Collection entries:
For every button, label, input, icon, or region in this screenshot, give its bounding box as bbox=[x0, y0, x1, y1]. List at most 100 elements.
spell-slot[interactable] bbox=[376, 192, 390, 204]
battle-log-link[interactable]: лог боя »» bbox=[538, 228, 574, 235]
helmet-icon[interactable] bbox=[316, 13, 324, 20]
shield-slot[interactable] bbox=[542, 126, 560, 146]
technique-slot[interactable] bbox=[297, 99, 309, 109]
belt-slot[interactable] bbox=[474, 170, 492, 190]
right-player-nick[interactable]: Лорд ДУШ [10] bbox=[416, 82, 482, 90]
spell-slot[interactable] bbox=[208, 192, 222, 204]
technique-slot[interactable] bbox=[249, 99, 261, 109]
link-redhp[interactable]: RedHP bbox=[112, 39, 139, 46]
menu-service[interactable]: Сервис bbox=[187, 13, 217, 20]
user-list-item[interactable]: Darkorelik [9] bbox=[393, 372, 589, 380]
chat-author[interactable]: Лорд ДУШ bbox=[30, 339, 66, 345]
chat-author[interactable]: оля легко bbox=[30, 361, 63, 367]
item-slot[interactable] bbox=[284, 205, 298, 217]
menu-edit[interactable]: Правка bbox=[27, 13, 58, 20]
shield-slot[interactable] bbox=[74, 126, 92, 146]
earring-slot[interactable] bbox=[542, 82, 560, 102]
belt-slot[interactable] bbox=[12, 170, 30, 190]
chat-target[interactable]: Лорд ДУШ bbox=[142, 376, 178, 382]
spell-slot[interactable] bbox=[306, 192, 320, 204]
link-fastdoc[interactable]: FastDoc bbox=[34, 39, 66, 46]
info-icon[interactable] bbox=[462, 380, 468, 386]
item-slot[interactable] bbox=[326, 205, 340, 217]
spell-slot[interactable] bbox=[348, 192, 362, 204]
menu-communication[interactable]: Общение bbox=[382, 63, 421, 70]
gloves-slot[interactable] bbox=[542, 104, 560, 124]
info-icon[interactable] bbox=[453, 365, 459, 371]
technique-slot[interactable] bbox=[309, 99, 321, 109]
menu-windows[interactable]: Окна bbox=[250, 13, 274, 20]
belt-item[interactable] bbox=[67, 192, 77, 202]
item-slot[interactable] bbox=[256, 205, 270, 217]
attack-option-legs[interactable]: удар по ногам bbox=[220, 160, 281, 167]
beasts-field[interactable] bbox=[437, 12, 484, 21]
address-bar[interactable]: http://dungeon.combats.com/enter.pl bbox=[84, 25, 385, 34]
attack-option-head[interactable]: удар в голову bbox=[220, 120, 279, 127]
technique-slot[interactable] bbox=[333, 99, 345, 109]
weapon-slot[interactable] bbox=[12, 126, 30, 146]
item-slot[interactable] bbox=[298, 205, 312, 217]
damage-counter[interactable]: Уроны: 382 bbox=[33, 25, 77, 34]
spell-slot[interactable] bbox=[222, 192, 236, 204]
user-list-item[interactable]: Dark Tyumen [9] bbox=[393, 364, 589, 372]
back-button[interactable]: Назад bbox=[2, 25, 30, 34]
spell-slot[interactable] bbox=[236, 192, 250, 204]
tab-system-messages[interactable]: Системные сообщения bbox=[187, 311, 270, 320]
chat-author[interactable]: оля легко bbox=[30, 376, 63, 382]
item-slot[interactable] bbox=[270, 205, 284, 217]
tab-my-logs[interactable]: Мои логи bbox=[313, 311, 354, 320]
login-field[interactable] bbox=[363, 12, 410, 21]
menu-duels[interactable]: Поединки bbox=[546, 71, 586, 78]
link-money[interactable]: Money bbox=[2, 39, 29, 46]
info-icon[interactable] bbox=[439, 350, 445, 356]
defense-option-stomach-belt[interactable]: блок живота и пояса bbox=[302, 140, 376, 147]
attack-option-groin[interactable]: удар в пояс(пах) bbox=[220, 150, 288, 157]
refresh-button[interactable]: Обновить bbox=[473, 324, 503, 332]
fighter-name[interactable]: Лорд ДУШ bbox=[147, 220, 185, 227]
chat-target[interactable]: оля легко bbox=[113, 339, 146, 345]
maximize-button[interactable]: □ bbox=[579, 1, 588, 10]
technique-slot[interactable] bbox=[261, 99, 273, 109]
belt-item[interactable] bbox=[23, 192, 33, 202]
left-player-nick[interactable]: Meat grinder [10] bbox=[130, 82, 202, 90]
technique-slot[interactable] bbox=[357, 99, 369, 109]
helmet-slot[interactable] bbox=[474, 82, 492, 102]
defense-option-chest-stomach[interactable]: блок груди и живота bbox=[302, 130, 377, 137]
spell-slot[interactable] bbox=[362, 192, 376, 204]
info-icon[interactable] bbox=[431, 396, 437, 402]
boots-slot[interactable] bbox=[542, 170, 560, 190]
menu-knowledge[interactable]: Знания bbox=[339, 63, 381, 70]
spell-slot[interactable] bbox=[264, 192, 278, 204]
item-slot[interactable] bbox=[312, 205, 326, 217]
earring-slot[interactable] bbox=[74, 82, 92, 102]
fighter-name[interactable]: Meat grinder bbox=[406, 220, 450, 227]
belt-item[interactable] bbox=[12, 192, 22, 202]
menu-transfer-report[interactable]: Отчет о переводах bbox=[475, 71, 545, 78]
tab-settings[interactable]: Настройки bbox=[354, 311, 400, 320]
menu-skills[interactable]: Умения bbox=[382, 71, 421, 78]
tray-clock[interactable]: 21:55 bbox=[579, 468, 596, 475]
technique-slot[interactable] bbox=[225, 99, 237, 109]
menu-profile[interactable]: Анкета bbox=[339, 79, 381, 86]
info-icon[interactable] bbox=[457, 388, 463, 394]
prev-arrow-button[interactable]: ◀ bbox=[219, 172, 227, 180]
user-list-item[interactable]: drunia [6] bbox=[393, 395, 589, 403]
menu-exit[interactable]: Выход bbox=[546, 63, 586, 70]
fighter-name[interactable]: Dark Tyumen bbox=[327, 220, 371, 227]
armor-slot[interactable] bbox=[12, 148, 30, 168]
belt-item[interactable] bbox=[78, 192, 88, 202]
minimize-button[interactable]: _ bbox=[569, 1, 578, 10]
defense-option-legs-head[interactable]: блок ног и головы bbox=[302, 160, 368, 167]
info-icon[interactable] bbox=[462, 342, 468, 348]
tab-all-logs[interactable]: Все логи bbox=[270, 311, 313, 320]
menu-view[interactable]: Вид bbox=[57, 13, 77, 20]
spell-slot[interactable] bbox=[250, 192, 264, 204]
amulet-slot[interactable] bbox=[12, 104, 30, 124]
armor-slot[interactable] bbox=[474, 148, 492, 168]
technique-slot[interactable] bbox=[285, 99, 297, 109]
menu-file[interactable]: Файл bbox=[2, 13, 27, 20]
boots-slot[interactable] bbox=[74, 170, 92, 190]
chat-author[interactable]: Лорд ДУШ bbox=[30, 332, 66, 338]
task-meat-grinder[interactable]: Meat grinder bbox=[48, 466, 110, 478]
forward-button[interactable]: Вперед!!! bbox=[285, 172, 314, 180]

Requirements: Reproduce every line of the records above character for character, keeping them in the same order.

Exercise response:
For every button, label, input, icon, or region in this screenshot, give its bounding box as bbox=[x0, y0, x1, y1]. List at most 100 elements.
spell-slot[interactable] bbox=[376, 192, 390, 204]
battle-log-link[interactable]: лог боя »» bbox=[538, 228, 574, 235]
helmet-icon[interactable] bbox=[316, 13, 324, 20]
shield-slot[interactable] bbox=[542, 126, 560, 146]
technique-slot[interactable] bbox=[297, 99, 309, 109]
belt-slot[interactable] bbox=[474, 170, 492, 190]
right-player-nick[interactable]: Лорд ДУШ [10] bbox=[416, 82, 482, 90]
spell-slot[interactable] bbox=[208, 192, 222, 204]
technique-slot[interactable] bbox=[249, 99, 261, 109]
link-redhp[interactable]: RedHP bbox=[112, 39, 139, 46]
menu-service[interactable]: Сервис bbox=[187, 13, 217, 20]
user-list-item[interactable]: Darkorelik [9] bbox=[393, 372, 589, 380]
chat-author[interactable]: Лорд ДУШ bbox=[30, 339, 66, 345]
chat-author[interactable]: оля легко bbox=[30, 361, 63, 367]
item-slot[interactable] bbox=[284, 205, 298, 217]
menu-edit[interactable]: Правка bbox=[27, 13, 58, 20]
shield-slot[interactable] bbox=[74, 126, 92, 146]
earring-slot[interactable] bbox=[542, 82, 560, 102]
belt-slot[interactable] bbox=[12, 170, 30, 190]
chat-target[interactable]: Лорд ДУШ bbox=[142, 376, 178, 382]
spell-slot[interactable] bbox=[306, 192, 320, 204]
link-fastdoc[interactable]: FastDoc bbox=[34, 39, 66, 46]
info-icon[interactable] bbox=[462, 380, 468, 386]
item-slot[interactable] bbox=[326, 205, 340, 217]
spell-slot[interactable] bbox=[348, 192, 362, 204]
menu-communication[interactable]: Общение bbox=[382, 63, 421, 70]
gloves-slot[interactable] bbox=[542, 104, 560, 124]
info-icon[interactable] bbox=[453, 365, 459, 371]
technique-slot[interactable] bbox=[309, 99, 321, 109]
menu-windows[interactable]: Окна bbox=[250, 13, 274, 20]
belt-item[interactable] bbox=[67, 192, 77, 202]
item-slot[interactable] bbox=[256, 205, 270, 217]
attack-option-legs[interactable]: удар по ногам bbox=[220, 160, 281, 167]
beasts-field[interactable] bbox=[437, 12, 484, 21]
address-bar[interactable]: http://dungeon.combats.com/enter.pl bbox=[84, 25, 385, 34]
attack-option-head[interactable]: удар в голову bbox=[220, 120, 279, 127]
technique-slot[interactable] bbox=[333, 99, 345, 109]
weapon-slot[interactable] bbox=[12, 126, 30, 146]
item-slot[interactable] bbox=[298, 205, 312, 217]
damage-counter[interactable]: Уроны: 382 bbox=[33, 25, 77, 34]
spell-slot[interactable] bbox=[222, 192, 236, 204]
user-list-item[interactable]: Dark Tyumen [9] bbox=[393, 364, 589, 372]
back-button[interactable]: Назад bbox=[2, 25, 30, 34]
spell-slot[interactable] bbox=[236, 192, 250, 204]
tab-system-messages[interactable]: Системные сообщения bbox=[187, 311, 270, 320]
chat-author[interactable]: оля легко bbox=[30, 376, 63, 382]
item-slot[interactable] bbox=[270, 205, 284, 217]
tab-my-logs[interactable]: Мои логи bbox=[313, 311, 354, 320]
login-field[interactable] bbox=[363, 12, 410, 21]
menu-duels[interactable]: Поединки bbox=[546, 71, 586, 78]
link-money[interactable]: Money bbox=[2, 39, 29, 46]
info-icon[interactable] bbox=[439, 350, 445, 356]
defense-option-stomach-belt[interactable]: блок живота и пояса bbox=[302, 140, 376, 147]
attack-option-groin[interactable]: удар в пояс(пах) bbox=[220, 150, 288, 157]
refresh-button[interactable]: Обновить bbox=[473, 324, 503, 332]
fighter-name[interactable]: Лорд ДУШ bbox=[147, 220, 185, 227]
chat-target[interactable]: оля легко bbox=[113, 339, 146, 345]
maximize-button[interactable]: □ bbox=[579, 1, 588, 10]
technique-slot[interactable] bbox=[261, 99, 273, 109]
belt-item[interactable] bbox=[23, 192, 33, 202]
left-player-nick[interactable]: Meat grinder [10] bbox=[130, 82, 202, 90]
technique-slot[interactable] bbox=[357, 99, 369, 109]
helmet-slot[interactable] bbox=[474, 82, 492, 102]
defense-option-chest-stomach[interactable]: блок груди и живота bbox=[302, 130, 377, 137]
spell-slot[interactable] bbox=[362, 192, 376, 204]
info-icon[interactable] bbox=[431, 396, 437, 402]
boots-slot[interactable] bbox=[542, 170, 560, 190]
menu-knowledge[interactable]: Знания bbox=[339, 63, 381, 70]
spell-slot[interactable] bbox=[264, 192, 278, 204]
item-slot[interactable] bbox=[312, 205, 326, 217]
earring-slot[interactable] bbox=[74, 82, 92, 102]
fighter-name[interactable]: Meat grinder bbox=[406, 220, 450, 227]
belt-item[interactable] bbox=[12, 192, 22, 202]
menu-transfer-report[interactable]: Отчет о переводах bbox=[475, 71, 545, 78]
tab-settings[interactable]: Настройки bbox=[354, 311, 400, 320]
menu-skills[interactable]: Умения bbox=[382, 71, 421, 78]
tray-clock[interactable]: 21:55 bbox=[579, 468, 596, 475]
technique-slot[interactable] bbox=[225, 99, 237, 109]
menu-profile[interactable]: Анкета bbox=[339, 79, 381, 86]
info-icon[interactable] bbox=[457, 388, 463, 394]
prev-arrow-button[interactable]: ◀ bbox=[219, 172, 227, 180]
user-list-item[interactable]: drunia [6] bbox=[393, 395, 589, 403]
menu-exit[interactable]: Выход bbox=[546, 63, 586, 70]
fighter-name[interactable]: Dark Tyumen bbox=[327, 220, 371, 227]
armor-slot[interactable] bbox=[12, 148, 30, 168]
belt-item[interactable] bbox=[78, 192, 88, 202]
minimize-button[interactable]: _ bbox=[569, 1, 578, 10]
defense-option-legs-head[interactable]: блок ног и головы bbox=[302, 160, 368, 167]
info-icon[interactable] bbox=[462, 342, 468, 348]
tab-all-logs[interactable]: Все логи bbox=[270, 311, 313, 320]
menu-view[interactable]: Вид bbox=[57, 13, 77, 20]
spell-slot[interactable] bbox=[250, 192, 264, 204]
amulet-slot[interactable] bbox=[12, 104, 30, 124]
armor-slot[interactable] bbox=[474, 148, 492, 168]
technique-slot[interactable] bbox=[285, 99, 297, 109]
menu-file[interactable]: Файл bbox=[2, 13, 27, 20]
boots-slot[interactable] bbox=[74, 170, 92, 190]
chat-author[interactable]: Лорд ДУШ bbox=[30, 332, 66, 338]
task-meat-grinder[interactable]: Meat grinder bbox=[48, 466, 110, 478]
forward-button[interactable]: Вперед!!! bbox=[285, 172, 314, 180]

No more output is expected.